[Dataset listings of figures]

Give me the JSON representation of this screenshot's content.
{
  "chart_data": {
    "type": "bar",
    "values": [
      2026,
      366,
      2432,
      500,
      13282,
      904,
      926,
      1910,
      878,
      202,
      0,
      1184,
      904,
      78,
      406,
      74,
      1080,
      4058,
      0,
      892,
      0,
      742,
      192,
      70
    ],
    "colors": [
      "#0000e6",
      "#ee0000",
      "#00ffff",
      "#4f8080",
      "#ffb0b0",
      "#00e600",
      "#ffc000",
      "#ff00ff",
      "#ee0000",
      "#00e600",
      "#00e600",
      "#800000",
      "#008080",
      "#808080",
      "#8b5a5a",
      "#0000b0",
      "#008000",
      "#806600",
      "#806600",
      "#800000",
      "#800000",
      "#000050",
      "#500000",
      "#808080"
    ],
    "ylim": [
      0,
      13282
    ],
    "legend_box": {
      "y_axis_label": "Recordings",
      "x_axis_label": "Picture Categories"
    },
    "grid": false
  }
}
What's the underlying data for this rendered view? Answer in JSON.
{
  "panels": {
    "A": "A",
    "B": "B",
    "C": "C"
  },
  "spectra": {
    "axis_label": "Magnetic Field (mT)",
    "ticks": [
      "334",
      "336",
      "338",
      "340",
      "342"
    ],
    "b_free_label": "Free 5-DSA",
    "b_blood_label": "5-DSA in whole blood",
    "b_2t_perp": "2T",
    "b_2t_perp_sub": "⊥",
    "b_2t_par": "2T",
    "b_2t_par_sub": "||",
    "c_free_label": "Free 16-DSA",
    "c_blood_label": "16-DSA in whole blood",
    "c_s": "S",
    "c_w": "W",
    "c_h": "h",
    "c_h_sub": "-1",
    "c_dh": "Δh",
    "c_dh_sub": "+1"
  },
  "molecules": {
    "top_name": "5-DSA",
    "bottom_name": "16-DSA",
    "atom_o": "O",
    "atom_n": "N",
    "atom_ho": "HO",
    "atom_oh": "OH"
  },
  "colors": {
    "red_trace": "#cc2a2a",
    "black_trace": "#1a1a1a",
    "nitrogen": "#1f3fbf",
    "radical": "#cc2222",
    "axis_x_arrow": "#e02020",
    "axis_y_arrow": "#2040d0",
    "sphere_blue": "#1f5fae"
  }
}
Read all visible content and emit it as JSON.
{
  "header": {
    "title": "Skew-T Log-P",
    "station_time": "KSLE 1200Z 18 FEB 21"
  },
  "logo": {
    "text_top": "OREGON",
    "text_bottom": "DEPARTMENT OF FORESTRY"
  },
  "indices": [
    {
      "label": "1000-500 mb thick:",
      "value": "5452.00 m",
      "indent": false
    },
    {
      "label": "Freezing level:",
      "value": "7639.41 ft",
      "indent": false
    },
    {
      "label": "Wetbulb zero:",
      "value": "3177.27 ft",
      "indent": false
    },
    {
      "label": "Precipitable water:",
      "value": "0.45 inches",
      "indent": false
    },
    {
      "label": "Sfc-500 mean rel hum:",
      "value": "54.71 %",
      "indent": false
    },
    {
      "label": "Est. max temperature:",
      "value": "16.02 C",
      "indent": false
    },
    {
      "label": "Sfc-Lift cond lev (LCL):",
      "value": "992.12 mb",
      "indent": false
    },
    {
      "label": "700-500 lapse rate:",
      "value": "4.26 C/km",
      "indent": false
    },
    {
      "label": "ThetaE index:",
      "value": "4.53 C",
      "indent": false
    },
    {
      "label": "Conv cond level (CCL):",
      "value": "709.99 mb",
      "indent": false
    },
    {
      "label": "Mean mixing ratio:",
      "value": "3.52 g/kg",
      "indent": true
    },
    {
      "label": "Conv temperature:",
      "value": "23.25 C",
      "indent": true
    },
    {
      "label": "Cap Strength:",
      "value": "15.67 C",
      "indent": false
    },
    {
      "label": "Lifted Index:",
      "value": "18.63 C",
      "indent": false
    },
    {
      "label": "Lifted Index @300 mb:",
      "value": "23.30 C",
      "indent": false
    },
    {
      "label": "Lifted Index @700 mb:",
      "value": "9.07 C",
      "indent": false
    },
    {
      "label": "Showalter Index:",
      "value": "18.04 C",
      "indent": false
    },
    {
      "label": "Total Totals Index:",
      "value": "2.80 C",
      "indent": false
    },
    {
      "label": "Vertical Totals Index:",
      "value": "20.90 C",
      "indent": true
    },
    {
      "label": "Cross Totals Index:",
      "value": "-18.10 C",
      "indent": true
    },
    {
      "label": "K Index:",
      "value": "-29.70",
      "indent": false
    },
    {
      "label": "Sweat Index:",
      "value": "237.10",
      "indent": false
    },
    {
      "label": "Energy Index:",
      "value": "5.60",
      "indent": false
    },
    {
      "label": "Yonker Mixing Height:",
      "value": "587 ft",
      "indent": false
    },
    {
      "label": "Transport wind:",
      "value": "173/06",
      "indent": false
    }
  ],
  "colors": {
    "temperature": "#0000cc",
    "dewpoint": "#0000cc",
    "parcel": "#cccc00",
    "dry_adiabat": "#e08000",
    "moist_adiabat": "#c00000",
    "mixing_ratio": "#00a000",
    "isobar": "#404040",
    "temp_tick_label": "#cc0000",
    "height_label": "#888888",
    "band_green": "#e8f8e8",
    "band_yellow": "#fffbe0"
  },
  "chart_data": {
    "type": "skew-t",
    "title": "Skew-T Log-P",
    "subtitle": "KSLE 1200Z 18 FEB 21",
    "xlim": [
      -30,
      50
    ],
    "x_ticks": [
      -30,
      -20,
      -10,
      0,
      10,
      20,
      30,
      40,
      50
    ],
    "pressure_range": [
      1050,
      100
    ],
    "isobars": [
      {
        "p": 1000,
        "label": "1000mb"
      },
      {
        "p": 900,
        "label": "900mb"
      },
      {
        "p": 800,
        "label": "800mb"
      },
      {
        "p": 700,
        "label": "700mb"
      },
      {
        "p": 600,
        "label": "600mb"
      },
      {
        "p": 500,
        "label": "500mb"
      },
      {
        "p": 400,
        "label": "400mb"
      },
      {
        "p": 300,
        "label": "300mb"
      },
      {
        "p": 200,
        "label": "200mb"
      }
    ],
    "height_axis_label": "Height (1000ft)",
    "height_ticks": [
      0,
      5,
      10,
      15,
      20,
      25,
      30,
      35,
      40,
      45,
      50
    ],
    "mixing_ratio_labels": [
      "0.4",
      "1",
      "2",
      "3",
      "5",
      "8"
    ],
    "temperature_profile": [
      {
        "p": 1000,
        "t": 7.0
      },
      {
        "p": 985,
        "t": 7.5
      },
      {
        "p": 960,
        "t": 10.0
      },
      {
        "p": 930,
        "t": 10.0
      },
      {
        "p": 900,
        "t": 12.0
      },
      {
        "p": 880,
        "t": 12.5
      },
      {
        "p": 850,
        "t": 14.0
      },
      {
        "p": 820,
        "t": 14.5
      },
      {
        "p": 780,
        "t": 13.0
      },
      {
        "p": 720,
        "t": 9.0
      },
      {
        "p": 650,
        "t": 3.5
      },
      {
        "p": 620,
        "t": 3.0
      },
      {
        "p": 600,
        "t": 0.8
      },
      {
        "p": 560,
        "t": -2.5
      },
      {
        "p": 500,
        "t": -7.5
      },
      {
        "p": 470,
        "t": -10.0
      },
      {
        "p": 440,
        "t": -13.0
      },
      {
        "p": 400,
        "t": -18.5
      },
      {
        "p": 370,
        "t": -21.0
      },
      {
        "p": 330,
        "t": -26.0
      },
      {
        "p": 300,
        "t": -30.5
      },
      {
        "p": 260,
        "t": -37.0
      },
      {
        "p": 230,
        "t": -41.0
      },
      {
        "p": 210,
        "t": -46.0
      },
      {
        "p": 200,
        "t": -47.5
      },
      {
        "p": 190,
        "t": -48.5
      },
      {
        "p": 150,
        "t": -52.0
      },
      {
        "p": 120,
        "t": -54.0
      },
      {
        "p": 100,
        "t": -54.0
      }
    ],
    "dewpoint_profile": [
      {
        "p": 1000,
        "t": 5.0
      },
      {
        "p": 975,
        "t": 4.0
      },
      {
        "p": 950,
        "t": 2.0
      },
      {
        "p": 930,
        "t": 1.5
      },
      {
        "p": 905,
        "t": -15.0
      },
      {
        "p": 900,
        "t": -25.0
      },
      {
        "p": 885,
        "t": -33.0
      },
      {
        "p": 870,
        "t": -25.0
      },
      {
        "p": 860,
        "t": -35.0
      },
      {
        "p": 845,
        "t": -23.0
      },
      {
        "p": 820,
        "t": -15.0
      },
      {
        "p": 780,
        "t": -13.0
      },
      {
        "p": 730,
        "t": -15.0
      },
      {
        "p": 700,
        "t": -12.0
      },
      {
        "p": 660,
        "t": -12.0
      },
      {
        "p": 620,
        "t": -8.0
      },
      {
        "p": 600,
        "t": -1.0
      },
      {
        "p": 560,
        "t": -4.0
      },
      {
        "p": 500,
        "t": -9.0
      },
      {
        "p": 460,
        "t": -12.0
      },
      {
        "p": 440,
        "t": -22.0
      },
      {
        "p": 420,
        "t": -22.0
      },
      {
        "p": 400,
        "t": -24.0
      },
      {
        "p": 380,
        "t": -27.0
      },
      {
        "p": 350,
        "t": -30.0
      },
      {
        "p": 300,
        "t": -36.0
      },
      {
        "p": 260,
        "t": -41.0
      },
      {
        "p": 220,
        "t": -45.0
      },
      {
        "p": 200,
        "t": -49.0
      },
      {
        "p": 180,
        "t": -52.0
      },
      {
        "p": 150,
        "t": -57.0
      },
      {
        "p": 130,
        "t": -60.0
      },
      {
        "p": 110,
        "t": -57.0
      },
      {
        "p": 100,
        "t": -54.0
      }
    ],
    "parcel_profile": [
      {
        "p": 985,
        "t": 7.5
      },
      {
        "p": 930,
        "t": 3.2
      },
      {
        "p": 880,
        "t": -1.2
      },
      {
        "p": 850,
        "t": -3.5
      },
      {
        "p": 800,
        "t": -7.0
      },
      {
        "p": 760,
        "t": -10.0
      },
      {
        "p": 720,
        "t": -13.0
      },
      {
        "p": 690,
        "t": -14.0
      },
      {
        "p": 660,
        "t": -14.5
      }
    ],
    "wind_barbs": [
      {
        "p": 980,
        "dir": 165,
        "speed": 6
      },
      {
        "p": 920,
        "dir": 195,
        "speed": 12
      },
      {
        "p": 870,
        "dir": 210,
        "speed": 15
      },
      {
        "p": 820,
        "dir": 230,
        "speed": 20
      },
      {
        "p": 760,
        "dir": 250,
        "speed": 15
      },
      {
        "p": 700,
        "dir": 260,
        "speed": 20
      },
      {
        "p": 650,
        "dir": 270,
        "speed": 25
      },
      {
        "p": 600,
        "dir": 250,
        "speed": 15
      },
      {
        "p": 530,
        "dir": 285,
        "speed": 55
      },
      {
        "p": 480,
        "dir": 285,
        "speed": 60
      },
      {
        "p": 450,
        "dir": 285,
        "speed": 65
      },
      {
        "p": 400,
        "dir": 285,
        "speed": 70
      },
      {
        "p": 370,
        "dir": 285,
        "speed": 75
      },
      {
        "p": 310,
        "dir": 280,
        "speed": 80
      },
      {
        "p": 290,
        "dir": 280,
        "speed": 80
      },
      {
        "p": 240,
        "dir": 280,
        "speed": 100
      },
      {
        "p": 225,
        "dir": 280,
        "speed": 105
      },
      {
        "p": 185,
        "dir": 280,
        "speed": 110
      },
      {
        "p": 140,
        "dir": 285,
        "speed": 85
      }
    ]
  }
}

## PROBLEM DESCRIPTION
Go through the data and gather every line that holds "whole".

## RESULT BELOW
    "b_blood_label": "5-DSA in whole blood",
    "c_blood_label": "16-DSA in whole blood",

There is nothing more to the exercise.